Collected data entries:
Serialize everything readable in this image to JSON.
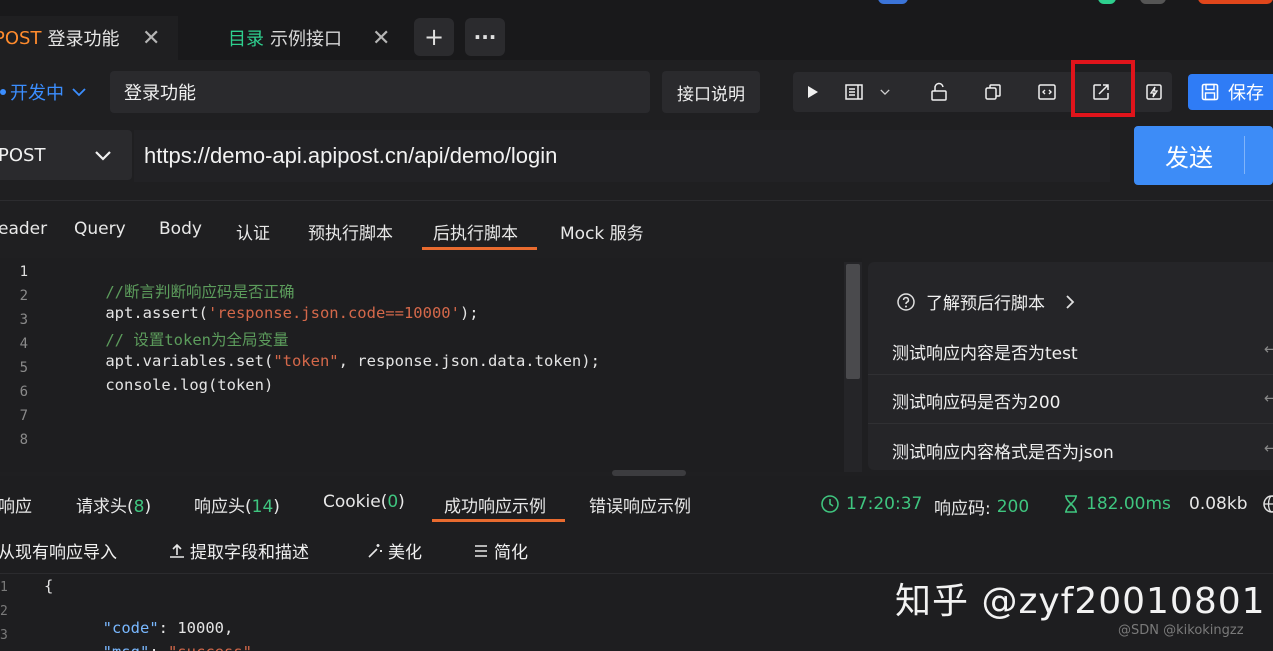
{
  "tabs": [
    {
      "method": "POST",
      "title": "登录功能",
      "close": "✕"
    },
    {
      "prefix": "目录",
      "title": "示例接口",
      "close": "✕"
    }
  ],
  "tab_actions": {
    "add": "+",
    "more": "···"
  },
  "env": {
    "label": "开发中",
    "chevron": "chevron-down-icon"
  },
  "request_name": "登录功能",
  "doc_button": "接口说明",
  "toolbar_icons": [
    "play-icon",
    "layout-icon",
    "chevron-down-icon",
    "unlock-icon",
    "copy-icon",
    "code-icon",
    "share-icon",
    "flash-icon"
  ],
  "save_button": "保存",
  "method": "POST",
  "url": "https://demo-api.apipost.cn/api/demo/login",
  "send_button": "发送",
  "request_tabs": [
    "eader",
    "Query",
    "Body",
    "认证",
    "预执行脚本",
    "后执行脚本",
    "Mock 服务"
  ],
  "active_request_tab": "后执行脚本",
  "editor": {
    "line_numbers": [
      "1",
      "2",
      "3",
      "4",
      "5",
      "6",
      "7",
      "8"
    ],
    "lines": [
      [
        {
          "t": "//断言判断响应码是否正确",
          "c": "comment"
        }
      ],
      [
        {
          "t": "apt.assert(",
          "c": "plain"
        },
        {
          "t": "'response.json.code==10000'",
          "c": "str"
        },
        {
          "t": ");",
          "c": "plain"
        }
      ],
      [
        {
          "t": "// 设置token为全局变量",
          "c": "comment"
        }
      ],
      [
        {
          "t": "apt.variables.set(",
          "c": "plain"
        },
        {
          "t": "\"token\"",
          "c": "str"
        },
        {
          "t": ", response.json.data.token);",
          "c": "plain"
        }
      ],
      [
        {
          "t": "console.log(token)",
          "c": "plain"
        }
      ]
    ]
  },
  "snippets": {
    "header": "了解预后行脚本",
    "items": [
      "测试响应内容是否为test",
      "测试响应码是否为200",
      "测试响应内容格式是否为json"
    ]
  },
  "response_tabs": {
    "t0": "响应",
    "t1_label": "请求头(",
    "t1_count": "8",
    "t1_close": ")",
    "t2_label": "响应头(",
    "t2_count": "14",
    "t2_close": ")",
    "t3_label": "Cookie(",
    "t3_count": "0",
    "t3_close": ")",
    "t4": "成功响应示例",
    "t5": "错误响应示例"
  },
  "response_meta": {
    "time": "17:20:37",
    "code_label": "响应码:",
    "code": "200",
    "duration": "182.00ms",
    "size": "0.08kb"
  },
  "response_tools": [
    "从现有响应导入",
    "提取字段和描述",
    "美化",
    "简化"
  ],
  "json_preview": {
    "line_numbers": [
      "1",
      "2",
      "3"
    ],
    "brace": "{",
    "code_key": "\"code\"",
    "code_val": "10000,",
    "msg_key": "\"msg\"",
    "msg_val": "\"success\","
  },
  "watermark": "知乎 @zyf20010801",
  "watermark_small": "@SDN @kikokingzz"
}
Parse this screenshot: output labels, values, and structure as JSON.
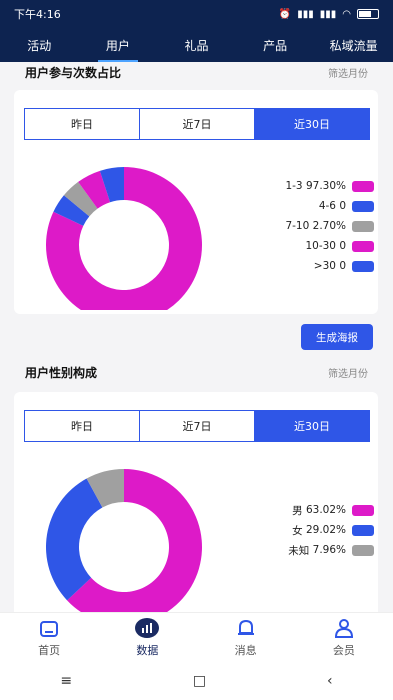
{
  "status": {
    "time": "下午4:16"
  },
  "tabs": [
    "活动",
    "用户",
    "礼品",
    "产品",
    "私域流量"
  ],
  "section1": {
    "title": "用户参与次数占比",
    "filter": "筛选月份",
    "segments": [
      "昨日",
      "近7日",
      "近30日"
    ],
    "legend": [
      {
        "label": "1-3",
        "value": "97.30%",
        "color": "#dd1ac8"
      },
      {
        "label": "4-6",
        "value": "0",
        "color": "#2f56e7"
      },
      {
        "label": "7-10",
        "value": "2.70%",
        "color": "#a0a0a0"
      },
      {
        "label": "10-30",
        "value": "0",
        "color": "#dd1ac8"
      },
      {
        "label": ">30",
        "value": "0",
        "color": "#2f56e7"
      }
    ],
    "poster_button": "生成海报"
  },
  "section2": {
    "title": "用户性别构成",
    "filter": "筛选月份",
    "segments": [
      "昨日",
      "近7日",
      "近30日"
    ],
    "legend": [
      {
        "label": "男",
        "value": "63.02%",
        "color": "#dd1ac8"
      },
      {
        "label": "女",
        "value": "29.02%",
        "color": "#2f56e7"
      },
      {
        "label": "未知",
        "value": "7.96%",
        "color": "#a0a0a0"
      }
    ]
  },
  "chart_data": [
    {
      "type": "pie",
      "categories": [
        "1-3",
        "4-6",
        "7-10",
        "10-30",
        ">30"
      ],
      "values": [
        82,
        4,
        4,
        5,
        5
      ],
      "colors": [
        "#dd1ac8",
        "#2f56e7",
        "#a0a0a0",
        "#dd1ac8",
        "#2f56e7"
      ],
      "donut": true
    },
    {
      "type": "pie",
      "categories": [
        "男",
        "女",
        "未知"
      ],
      "values": [
        63.02,
        29.02,
        7.96
      ],
      "colors": [
        "#dd1ac8",
        "#2f56e7",
        "#a0a0a0"
      ],
      "donut": true
    }
  ],
  "bottom_nav": [
    {
      "label": "首页",
      "icon": "home-icon"
    },
    {
      "label": "数据",
      "icon": "data-chart-icon"
    },
    {
      "label": "消息",
      "icon": "bell-icon"
    },
    {
      "label": "会员",
      "icon": "user-icon"
    }
  ],
  "system_nav": {
    "menu": "≡",
    "home": "□",
    "back": "‹"
  }
}
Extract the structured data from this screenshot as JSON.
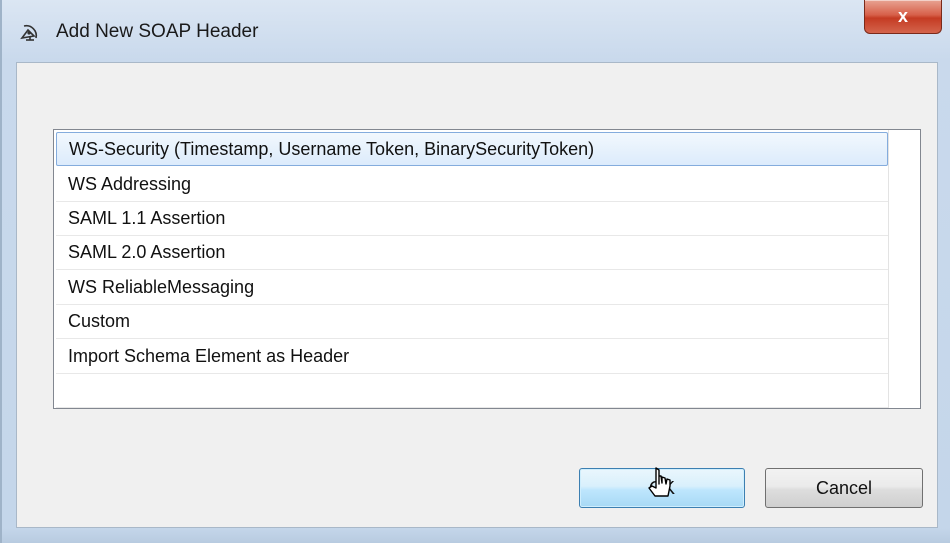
{
  "window": {
    "title": "Add New SOAP Header",
    "close_label": "x"
  },
  "list": {
    "items": [
      "WS-Security (Timestamp, Username Token, BinarySecurityToken)",
      "WS Addressing",
      "SAML 1.1 Assertion",
      "SAML 2.0 Assertion",
      "WS ReliableMessaging",
      "Custom",
      "Import Schema Element as Header"
    ],
    "selected_index": 0
  },
  "buttons": {
    "ok_label": "OK",
    "cancel_label": "Cancel"
  },
  "icons": {
    "app": "satellite-dish-icon",
    "cursor": "mouse-pointer-icon"
  },
  "colors": {
    "selection": "#dcebfc",
    "selection_border": "#84acdd",
    "close": "#c43b23"
  }
}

### Task instructions:
Restate each entry word for word, please, but drop any images it holds.

### Exercise output:
Serialize everything readable in this image to JSON.
{
  "tabs": [
    {
      "method": "POST",
      "title": "登录功能",
      "close": "✕"
    },
    {
      "prefix": "目录",
      "title": "示例接口",
      "close": "✕"
    }
  ],
  "tab_actions": {
    "add": "+",
    "more": "···"
  },
  "env": {
    "label": "开发中",
    "chevron": "chevron-down-icon"
  },
  "request_name": "登录功能",
  "doc_button": "接口说明",
  "toolbar_icons": [
    "play-icon",
    "layout-icon",
    "chevron-down-icon",
    "unlock-icon",
    "copy-icon",
    "code-icon",
    "share-icon",
    "flash-icon"
  ],
  "save_button": "保存",
  "method": "POST",
  "url": "https://demo-api.apipost.cn/api/demo/login",
  "send_button": "发送",
  "request_tabs": [
    "eader",
    "Query",
    "Body",
    "认证",
    "预执行脚本",
    "后执行脚本",
    "Mock 服务"
  ],
  "active_request_tab": "后执行脚本",
  "editor": {
    "line_numbers": [
      "1",
      "2",
      "3",
      "4",
      "5",
      "6",
      "7",
      "8"
    ],
    "lines": [
      [
        {
          "t": "//断言判断响应码是否正确",
          "c": "comment"
        }
      ],
      [
        {
          "t": "apt.assert(",
          "c": "plain"
        },
        {
          "t": "'response.json.code==10000'",
          "c": "str"
        },
        {
          "t": ");",
          "c": "plain"
        }
      ],
      [
        {
          "t": "// 设置token为全局变量",
          "c": "comment"
        }
      ],
      [
        {
          "t": "apt.variables.set(",
          "c": "plain"
        },
        {
          "t": "\"token\"",
          "c": "str"
        },
        {
          "t": ", response.json.data.token);",
          "c": "plain"
        }
      ],
      [
        {
          "t": "console.log(token)",
          "c": "plain"
        }
      ]
    ]
  },
  "snippets": {
    "header": "了解预后行脚本",
    "items": [
      "测试响应内容是否为test",
      "测试响应码是否为200",
      "测试响应内容格式是否为json"
    ]
  },
  "response_tabs": {
    "t0": "响应",
    "t1_label": "请求头(",
    "t1_count": "8",
    "t1_close": ")",
    "t2_label": "响应头(",
    "t2_count": "14",
    "t2_close": ")",
    "t3_label": "Cookie(",
    "t3_count": "0",
    "t3_close": ")",
    "t4": "成功响应示例",
    "t5": "错误响应示例"
  },
  "response_meta": {
    "time": "17:20:37",
    "code_label": "响应码:",
    "code": "200",
    "duration": "182.00ms",
    "size": "0.08kb"
  },
  "response_tools": [
    "从现有响应导入",
    "提取字段和描述",
    "美化",
    "简化"
  ],
  "json_preview": {
    "line_numbers": [
      "1",
      "2",
      "3"
    ],
    "brace": "{",
    "code_key": "\"code\"",
    "code_val": "10000,",
    "msg_key": "\"msg\"",
    "msg_val": "\"success\","
  },
  "watermark": "知乎 @zyf20010801",
  "watermark_small": "@SDN @kikokingzz"
}
Parse this screenshot: output labels, values, and structure as JSON.
{
  "status": {
    "time": "下午4:16"
  },
  "tabs": [
    "活动",
    "用户",
    "礼品",
    "产品",
    "私域流量"
  ],
  "section1": {
    "title": "用户参与次数占比",
    "filter": "筛选月份",
    "segments": [
      "昨日",
      "近7日",
      "近30日"
    ],
    "legend": [
      {
        "label": "1-3",
        "value": "97.30%",
        "color": "#dd1ac8"
      },
      {
        "label": "4-6",
        "value": "0",
        "color": "#2f56e7"
      },
      {
        "label": "7-10",
        "value": "2.70%",
        "color": "#a0a0a0"
      },
      {
        "label": "10-30",
        "value": "0",
        "color": "#dd1ac8"
      },
      {
        "label": ">30",
        "value": "0",
        "color": "#2f56e7"
      }
    ],
    "poster_button": "生成海报"
  },
  "section2": {
    "title": "用户性别构成",
    "filter": "筛选月份",
    "segments": [
      "昨日",
      "近7日",
      "近30日"
    ],
    "legend": [
      {
        "label": "男",
        "value": "63.02%",
        "color": "#dd1ac8"
      },
      {
        "label": "女",
        "value": "29.02%",
        "color": "#2f56e7"
      },
      {
        "label": "未知",
        "value": "7.96%",
        "color": "#a0a0a0"
      }
    ]
  },
  "chart_data": [
    {
      "type": "pie",
      "categories": [
        "1-3",
        "4-6",
        "7-10",
        "10-30",
        ">30"
      ],
      "values": [
        82,
        4,
        4,
        5,
        5
      ],
      "colors": [
        "#dd1ac8",
        "#2f56e7",
        "#a0a0a0",
        "#dd1ac8",
        "#2f56e7"
      ],
      "donut": true
    },
    {
      "type": "pie",
      "categories": [
        "男",
        "女",
        "未知"
      ],
      "values": [
        63.02,
        29.02,
        7.96
      ],
      "colors": [
        "#dd1ac8",
        "#2f56e7",
        "#a0a0a0"
      ],
      "donut": true
    }
  ],
  "bottom_nav": [
    {
      "label": "首页",
      "icon": "home-icon"
    },
    {
      "label": "数据",
      "icon": "data-chart-icon"
    },
    {
      "label": "消息",
      "icon": "bell-icon"
    },
    {
      "label": "会员",
      "icon": "user-icon"
    }
  ],
  "system_nav": {
    "menu": "≡",
    "home": "□",
    "back": "‹"
  }
}
Extract the structured data from this screenshot as JSON.
{
  "window": {
    "title": "Add New SOAP Header",
    "close_label": "x"
  },
  "list": {
    "items": [
      "WS-Security (Timestamp, Username Token, BinarySecurityToken)",
      "WS Addressing",
      "SAML 1.1 Assertion",
      "SAML 2.0 Assertion",
      "WS ReliableMessaging",
      "Custom",
      "Import Schema Element as Header"
    ],
    "selected_index": 0
  },
  "buttons": {
    "ok_label": "OK",
    "cancel_label": "Cancel"
  },
  "icons": {
    "app": "satellite-dish-icon",
    "cursor": "mouse-pointer-icon"
  },
  "colors": {
    "selection": "#dcebfc",
    "selection_border": "#84acdd",
    "close": "#c43b23"
  }
}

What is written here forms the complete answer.